What is needed –
Locate every line in the material below that has the word "campaigns". Copy each of those lines.

Material supplied –

● ● ●

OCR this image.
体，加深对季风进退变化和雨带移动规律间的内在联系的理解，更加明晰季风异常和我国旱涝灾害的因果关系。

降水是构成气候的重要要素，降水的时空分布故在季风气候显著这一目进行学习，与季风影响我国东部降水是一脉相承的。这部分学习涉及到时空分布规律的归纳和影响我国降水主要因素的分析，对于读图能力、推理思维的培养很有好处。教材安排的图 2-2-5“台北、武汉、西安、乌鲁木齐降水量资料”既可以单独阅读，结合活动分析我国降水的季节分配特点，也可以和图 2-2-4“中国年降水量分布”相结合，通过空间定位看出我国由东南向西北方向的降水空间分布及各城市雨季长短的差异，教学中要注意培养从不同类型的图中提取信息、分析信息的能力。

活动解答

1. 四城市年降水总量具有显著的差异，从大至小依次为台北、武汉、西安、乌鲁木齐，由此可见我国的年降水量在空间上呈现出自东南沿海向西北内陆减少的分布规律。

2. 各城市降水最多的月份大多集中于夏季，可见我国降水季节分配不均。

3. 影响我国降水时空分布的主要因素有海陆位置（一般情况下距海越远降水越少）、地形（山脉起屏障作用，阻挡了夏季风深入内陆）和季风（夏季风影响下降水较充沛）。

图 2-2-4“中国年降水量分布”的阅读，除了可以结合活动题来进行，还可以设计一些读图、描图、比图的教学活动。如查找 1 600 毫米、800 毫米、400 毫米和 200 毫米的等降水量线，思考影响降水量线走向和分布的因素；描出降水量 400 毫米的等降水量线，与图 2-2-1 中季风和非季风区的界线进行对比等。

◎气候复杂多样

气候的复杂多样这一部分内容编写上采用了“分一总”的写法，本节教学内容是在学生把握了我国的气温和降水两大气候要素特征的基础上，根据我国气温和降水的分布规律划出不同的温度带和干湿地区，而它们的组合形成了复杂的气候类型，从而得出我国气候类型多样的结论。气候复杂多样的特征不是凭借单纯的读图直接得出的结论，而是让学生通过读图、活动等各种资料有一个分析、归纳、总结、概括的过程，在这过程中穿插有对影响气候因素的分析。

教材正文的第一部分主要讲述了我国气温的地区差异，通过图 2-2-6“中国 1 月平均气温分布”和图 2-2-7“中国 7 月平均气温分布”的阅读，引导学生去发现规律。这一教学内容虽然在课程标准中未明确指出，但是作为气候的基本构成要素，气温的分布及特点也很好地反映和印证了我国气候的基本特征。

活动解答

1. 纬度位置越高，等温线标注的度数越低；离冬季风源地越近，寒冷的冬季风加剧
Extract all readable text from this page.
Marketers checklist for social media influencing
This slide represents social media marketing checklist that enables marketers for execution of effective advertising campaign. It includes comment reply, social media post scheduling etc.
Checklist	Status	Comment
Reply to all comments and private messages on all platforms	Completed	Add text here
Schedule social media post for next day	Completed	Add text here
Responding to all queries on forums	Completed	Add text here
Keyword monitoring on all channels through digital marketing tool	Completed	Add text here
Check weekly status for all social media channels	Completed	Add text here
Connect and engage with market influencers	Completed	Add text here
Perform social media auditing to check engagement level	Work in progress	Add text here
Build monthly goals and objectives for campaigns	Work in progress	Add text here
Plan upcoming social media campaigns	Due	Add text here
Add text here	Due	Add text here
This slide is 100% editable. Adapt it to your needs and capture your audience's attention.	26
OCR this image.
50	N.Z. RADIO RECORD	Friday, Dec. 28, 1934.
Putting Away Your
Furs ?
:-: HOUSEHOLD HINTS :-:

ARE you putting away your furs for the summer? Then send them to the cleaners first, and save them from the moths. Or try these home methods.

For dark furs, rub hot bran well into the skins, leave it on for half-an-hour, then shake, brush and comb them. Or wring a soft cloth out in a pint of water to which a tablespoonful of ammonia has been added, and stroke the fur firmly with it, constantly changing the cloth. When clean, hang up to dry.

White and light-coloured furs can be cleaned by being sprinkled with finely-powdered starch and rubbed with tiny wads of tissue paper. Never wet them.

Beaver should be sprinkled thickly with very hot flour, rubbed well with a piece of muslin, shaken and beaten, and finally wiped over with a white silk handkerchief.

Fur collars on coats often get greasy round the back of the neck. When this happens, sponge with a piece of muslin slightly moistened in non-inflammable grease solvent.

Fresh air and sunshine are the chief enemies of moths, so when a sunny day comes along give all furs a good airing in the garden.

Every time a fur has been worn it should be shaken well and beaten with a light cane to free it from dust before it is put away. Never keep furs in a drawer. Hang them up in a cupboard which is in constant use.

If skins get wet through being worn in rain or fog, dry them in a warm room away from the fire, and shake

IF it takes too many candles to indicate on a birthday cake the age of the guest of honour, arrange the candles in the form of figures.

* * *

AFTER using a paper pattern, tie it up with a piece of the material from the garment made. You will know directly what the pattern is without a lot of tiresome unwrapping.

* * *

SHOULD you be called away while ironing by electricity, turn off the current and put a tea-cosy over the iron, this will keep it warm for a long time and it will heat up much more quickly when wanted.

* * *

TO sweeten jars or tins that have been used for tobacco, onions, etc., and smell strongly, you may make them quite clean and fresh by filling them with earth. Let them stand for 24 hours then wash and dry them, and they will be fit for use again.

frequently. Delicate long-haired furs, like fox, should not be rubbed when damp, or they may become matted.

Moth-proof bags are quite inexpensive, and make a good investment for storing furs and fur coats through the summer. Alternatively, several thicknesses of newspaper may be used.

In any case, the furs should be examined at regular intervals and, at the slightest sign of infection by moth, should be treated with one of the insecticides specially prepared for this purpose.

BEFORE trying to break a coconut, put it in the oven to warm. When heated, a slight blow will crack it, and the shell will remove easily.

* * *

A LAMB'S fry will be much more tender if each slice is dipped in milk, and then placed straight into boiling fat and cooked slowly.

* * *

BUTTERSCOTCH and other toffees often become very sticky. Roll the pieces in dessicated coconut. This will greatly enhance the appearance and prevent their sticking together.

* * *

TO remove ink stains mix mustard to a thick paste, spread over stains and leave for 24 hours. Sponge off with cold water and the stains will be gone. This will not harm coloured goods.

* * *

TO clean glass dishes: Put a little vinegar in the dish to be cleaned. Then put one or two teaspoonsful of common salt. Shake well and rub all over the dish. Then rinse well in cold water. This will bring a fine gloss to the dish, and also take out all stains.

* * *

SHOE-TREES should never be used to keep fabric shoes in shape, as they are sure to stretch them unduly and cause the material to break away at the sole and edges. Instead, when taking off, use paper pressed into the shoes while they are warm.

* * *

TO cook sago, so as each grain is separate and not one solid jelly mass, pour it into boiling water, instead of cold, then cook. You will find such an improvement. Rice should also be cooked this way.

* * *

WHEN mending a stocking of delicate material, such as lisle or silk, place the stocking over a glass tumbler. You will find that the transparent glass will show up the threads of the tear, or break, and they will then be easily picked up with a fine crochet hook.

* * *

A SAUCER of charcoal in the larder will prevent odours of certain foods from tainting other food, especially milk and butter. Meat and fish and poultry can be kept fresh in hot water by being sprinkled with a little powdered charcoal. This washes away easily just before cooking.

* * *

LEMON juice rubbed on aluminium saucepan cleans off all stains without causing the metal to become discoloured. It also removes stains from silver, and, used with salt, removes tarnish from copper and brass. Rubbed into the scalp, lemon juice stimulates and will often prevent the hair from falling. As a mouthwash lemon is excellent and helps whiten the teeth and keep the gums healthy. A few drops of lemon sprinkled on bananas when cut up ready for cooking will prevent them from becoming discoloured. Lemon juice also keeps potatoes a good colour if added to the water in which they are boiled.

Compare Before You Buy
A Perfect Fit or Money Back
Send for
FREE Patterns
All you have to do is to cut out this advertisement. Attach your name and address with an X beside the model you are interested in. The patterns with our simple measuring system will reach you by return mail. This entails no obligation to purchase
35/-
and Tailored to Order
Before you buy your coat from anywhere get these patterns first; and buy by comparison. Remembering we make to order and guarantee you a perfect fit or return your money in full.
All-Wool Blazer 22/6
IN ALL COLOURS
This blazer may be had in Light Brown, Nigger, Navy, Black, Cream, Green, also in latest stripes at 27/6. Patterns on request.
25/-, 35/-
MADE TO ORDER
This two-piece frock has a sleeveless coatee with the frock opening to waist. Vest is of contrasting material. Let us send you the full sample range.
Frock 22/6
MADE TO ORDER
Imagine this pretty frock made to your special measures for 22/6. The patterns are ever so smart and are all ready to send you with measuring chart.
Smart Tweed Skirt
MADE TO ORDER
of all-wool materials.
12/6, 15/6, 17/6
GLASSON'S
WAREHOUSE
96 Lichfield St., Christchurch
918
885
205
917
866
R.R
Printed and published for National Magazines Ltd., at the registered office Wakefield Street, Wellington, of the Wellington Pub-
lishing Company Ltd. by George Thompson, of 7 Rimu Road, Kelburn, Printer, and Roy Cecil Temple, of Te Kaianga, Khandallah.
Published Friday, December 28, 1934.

● ● ●

Reply –
Build monthly goals and objectives for campaigns	Work in progress	Add text here
Plan upcoming social media campaigns	Due	Add text here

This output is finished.